++++ Records shown ++++

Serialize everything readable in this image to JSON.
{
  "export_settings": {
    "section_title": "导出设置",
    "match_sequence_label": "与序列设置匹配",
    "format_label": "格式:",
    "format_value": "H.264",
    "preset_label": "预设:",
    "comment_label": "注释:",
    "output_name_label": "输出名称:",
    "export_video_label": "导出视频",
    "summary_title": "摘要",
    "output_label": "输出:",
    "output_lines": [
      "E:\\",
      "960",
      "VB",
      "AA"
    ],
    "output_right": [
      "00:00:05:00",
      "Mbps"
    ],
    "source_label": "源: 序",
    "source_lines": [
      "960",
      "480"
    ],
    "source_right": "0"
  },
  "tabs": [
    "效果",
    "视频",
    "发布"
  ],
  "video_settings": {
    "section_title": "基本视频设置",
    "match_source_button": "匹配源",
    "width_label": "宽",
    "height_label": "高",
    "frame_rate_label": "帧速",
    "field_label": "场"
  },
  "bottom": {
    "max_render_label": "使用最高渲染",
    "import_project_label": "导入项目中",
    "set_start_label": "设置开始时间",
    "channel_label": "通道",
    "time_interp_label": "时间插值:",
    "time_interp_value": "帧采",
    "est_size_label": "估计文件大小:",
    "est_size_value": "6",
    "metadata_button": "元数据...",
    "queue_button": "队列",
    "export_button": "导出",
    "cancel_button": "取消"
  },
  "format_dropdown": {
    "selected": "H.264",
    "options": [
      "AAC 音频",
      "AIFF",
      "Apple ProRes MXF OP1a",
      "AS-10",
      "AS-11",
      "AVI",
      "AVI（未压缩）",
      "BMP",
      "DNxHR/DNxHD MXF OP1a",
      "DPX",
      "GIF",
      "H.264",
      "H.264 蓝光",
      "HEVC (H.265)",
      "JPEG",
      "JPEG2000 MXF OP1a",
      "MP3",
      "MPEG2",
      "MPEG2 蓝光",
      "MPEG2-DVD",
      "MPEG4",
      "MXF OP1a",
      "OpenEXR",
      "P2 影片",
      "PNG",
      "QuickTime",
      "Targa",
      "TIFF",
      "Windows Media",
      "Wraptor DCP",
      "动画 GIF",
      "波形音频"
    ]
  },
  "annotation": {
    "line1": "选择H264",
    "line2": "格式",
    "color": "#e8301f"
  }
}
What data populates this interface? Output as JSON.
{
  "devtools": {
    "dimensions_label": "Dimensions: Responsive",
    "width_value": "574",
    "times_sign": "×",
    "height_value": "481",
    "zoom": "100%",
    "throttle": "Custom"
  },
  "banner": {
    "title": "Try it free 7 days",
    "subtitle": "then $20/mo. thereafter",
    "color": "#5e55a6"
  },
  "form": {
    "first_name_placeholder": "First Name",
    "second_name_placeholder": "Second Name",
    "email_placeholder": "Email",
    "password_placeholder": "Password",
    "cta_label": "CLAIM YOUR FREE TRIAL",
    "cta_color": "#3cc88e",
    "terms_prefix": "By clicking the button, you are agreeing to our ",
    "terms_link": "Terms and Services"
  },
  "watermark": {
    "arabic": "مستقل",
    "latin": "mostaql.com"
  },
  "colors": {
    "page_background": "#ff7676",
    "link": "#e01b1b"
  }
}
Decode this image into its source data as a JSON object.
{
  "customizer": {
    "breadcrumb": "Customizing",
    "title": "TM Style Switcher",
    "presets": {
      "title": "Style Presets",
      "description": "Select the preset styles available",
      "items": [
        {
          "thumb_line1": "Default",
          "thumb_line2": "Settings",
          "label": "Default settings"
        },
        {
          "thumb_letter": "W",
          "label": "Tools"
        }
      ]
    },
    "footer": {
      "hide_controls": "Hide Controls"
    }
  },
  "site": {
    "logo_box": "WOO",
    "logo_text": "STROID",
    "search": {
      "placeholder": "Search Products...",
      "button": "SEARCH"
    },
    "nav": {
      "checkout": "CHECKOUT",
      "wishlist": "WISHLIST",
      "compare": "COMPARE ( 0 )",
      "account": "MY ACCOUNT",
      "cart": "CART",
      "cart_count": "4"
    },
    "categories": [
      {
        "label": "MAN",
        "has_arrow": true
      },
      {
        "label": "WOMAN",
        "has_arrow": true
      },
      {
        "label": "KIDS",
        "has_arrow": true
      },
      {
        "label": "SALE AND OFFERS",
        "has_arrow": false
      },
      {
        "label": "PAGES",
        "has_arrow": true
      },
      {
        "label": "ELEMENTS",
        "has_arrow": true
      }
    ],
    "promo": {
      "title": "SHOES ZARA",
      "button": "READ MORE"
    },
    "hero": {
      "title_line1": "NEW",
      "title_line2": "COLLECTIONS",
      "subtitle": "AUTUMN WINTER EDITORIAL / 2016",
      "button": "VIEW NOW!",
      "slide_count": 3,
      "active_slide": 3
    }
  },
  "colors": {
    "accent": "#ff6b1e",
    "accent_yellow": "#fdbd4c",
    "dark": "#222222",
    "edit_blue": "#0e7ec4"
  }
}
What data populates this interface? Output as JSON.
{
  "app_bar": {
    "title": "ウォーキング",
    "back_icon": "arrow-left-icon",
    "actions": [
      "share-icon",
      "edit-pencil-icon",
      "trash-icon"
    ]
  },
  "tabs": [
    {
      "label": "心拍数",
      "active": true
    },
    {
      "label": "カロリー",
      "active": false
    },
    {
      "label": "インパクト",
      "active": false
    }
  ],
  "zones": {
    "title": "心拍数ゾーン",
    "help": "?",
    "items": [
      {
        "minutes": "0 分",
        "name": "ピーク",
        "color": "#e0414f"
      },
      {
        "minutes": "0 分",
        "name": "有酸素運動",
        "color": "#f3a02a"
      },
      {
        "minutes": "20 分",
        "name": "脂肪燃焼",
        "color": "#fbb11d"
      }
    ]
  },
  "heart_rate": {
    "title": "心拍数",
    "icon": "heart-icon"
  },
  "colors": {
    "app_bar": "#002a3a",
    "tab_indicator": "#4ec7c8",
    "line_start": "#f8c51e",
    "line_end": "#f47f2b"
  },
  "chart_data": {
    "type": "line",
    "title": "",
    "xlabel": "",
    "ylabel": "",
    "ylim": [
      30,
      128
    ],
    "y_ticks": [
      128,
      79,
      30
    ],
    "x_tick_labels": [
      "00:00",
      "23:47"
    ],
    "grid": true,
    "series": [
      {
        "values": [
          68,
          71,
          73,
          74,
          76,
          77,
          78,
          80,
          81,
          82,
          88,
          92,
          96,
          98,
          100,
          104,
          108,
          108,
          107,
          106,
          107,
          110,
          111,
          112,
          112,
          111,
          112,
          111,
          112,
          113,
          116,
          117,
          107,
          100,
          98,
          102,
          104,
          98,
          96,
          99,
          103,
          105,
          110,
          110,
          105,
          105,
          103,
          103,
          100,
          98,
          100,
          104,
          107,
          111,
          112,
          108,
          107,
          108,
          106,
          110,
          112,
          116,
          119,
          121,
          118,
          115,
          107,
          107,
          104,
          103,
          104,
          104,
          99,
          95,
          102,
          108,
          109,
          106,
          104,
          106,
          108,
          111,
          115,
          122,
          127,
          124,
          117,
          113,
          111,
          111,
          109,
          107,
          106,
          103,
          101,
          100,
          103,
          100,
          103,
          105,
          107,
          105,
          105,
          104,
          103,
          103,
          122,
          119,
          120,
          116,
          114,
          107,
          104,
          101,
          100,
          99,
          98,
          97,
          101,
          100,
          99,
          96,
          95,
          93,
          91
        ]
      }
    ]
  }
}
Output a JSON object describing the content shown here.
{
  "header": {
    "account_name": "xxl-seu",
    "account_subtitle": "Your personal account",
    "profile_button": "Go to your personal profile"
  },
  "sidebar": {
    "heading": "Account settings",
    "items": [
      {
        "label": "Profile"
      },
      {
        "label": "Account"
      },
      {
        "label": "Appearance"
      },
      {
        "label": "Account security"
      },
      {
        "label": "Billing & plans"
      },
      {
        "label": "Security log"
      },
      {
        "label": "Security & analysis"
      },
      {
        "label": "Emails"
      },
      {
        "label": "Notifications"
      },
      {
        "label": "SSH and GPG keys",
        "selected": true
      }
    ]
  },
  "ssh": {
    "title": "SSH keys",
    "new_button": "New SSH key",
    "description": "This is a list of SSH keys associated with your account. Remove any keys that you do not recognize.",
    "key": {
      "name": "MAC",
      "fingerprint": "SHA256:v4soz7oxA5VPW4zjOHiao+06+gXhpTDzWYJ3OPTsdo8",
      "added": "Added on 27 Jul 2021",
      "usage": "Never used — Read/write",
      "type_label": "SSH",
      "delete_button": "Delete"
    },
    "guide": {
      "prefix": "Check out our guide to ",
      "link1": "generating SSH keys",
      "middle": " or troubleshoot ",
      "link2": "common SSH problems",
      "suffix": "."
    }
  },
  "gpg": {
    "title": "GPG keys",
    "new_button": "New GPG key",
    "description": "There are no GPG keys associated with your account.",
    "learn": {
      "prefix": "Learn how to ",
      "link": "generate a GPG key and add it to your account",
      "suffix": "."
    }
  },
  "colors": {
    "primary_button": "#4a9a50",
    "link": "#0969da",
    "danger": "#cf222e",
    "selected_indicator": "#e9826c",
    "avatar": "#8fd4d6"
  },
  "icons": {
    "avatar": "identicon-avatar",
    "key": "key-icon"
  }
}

++++

Find all lines with "image" in them and copy each one.

Serialize everything readable in this image to JSON.
Decode this image into its source data as a JSON object.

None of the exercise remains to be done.